(Saved entries)
- - -
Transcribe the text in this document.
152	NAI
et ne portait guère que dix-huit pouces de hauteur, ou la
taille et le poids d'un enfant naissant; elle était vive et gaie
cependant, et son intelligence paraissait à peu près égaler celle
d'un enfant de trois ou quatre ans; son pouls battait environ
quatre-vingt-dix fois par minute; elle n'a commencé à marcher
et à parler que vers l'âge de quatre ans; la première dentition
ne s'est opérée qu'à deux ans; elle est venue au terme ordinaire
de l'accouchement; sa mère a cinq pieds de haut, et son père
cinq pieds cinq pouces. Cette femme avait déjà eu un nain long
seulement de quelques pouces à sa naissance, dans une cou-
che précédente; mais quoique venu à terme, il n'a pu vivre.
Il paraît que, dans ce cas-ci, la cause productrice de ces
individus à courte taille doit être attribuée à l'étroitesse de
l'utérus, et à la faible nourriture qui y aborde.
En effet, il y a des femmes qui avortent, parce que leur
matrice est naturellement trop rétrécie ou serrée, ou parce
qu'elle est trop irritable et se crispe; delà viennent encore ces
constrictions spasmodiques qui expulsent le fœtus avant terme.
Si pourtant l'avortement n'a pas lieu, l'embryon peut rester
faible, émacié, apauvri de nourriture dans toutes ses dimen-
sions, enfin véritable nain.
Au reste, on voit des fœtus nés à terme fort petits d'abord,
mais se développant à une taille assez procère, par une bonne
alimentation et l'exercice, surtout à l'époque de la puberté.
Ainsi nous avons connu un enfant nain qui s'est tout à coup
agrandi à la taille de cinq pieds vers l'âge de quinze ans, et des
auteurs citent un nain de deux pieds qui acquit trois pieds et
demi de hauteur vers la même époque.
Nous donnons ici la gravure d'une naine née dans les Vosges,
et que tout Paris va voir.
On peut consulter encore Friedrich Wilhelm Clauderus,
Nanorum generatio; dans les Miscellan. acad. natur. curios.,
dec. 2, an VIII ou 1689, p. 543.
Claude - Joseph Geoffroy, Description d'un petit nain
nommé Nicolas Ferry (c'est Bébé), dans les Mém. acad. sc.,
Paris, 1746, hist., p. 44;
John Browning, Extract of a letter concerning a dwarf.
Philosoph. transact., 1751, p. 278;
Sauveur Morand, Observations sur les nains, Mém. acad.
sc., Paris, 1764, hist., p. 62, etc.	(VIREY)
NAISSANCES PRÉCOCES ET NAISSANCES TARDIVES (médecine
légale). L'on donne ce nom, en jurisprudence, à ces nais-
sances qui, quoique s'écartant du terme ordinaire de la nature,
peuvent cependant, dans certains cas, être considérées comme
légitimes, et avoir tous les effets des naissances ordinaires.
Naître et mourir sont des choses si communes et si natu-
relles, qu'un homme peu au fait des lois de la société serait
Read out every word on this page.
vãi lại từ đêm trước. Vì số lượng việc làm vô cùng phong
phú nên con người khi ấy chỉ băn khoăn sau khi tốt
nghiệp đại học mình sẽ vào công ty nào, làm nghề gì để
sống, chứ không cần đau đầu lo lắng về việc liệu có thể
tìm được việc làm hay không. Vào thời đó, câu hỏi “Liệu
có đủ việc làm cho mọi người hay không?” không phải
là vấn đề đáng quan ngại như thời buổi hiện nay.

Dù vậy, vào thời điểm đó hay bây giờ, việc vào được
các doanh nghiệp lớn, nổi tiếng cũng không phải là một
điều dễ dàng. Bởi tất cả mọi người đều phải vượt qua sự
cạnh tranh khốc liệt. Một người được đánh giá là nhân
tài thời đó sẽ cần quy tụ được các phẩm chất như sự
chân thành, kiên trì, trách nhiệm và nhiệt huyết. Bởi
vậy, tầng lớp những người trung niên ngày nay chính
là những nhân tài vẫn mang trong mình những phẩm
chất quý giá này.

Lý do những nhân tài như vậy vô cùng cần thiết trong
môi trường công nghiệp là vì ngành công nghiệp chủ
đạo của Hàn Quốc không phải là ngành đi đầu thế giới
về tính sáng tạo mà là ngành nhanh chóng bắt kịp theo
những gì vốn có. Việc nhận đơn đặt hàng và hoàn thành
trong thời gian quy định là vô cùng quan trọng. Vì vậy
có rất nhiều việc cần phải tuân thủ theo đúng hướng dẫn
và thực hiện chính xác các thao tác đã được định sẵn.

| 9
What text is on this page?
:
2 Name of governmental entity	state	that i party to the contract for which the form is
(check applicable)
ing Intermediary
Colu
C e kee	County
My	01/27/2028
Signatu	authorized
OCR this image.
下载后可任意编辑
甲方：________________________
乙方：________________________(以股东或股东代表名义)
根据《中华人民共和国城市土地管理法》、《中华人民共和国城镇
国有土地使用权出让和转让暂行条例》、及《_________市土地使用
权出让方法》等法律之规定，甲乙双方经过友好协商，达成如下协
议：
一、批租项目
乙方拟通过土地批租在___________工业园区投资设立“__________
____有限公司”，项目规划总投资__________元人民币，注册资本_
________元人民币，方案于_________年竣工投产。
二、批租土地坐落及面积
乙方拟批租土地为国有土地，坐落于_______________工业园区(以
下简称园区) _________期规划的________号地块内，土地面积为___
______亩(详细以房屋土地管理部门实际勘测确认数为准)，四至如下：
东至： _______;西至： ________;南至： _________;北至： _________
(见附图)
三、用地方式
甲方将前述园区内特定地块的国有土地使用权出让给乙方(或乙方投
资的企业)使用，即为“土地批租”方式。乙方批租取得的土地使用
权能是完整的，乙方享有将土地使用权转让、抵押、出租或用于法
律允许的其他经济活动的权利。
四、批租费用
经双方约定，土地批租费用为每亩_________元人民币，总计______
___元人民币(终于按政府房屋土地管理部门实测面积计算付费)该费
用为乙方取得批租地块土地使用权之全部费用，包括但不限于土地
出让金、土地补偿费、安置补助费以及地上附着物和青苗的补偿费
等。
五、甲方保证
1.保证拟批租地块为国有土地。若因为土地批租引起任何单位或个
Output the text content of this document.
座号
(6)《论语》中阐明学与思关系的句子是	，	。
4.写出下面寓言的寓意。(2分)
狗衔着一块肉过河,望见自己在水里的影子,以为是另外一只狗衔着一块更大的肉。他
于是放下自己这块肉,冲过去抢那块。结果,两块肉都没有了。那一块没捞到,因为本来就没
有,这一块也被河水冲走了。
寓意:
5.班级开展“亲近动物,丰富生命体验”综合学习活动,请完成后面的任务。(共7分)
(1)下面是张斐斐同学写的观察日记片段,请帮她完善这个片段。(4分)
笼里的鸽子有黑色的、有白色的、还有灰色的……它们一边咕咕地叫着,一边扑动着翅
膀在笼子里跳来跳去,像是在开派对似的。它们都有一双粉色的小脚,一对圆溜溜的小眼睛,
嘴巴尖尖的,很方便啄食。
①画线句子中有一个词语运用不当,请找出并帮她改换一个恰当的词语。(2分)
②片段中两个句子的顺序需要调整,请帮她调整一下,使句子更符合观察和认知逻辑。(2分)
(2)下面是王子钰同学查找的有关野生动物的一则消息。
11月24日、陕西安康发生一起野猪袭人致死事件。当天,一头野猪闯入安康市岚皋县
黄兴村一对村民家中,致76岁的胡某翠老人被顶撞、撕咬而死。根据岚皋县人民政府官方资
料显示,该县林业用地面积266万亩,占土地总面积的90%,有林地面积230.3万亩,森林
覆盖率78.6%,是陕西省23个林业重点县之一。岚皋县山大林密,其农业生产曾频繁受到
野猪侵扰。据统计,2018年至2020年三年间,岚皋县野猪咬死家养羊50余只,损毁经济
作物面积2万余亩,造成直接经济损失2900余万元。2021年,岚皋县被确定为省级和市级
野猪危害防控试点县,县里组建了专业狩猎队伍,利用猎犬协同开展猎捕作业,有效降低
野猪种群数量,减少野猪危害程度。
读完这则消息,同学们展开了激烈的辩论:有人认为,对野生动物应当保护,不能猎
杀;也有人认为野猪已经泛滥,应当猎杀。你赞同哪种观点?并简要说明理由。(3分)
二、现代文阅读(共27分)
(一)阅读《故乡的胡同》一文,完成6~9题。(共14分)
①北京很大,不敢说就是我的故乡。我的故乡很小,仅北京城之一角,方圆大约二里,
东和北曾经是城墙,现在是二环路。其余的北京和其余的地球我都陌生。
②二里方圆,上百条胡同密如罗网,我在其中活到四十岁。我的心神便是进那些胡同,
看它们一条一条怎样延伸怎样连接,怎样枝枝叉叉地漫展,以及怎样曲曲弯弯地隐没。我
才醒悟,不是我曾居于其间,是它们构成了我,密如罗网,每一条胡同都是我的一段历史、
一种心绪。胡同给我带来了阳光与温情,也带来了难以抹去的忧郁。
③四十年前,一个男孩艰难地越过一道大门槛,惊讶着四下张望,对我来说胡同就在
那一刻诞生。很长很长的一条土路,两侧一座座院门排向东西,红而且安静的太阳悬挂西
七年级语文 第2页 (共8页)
- - -
**Problem description:** Tally up the lines of the listing containing the word "không". Give only the total.

**Full response:** 5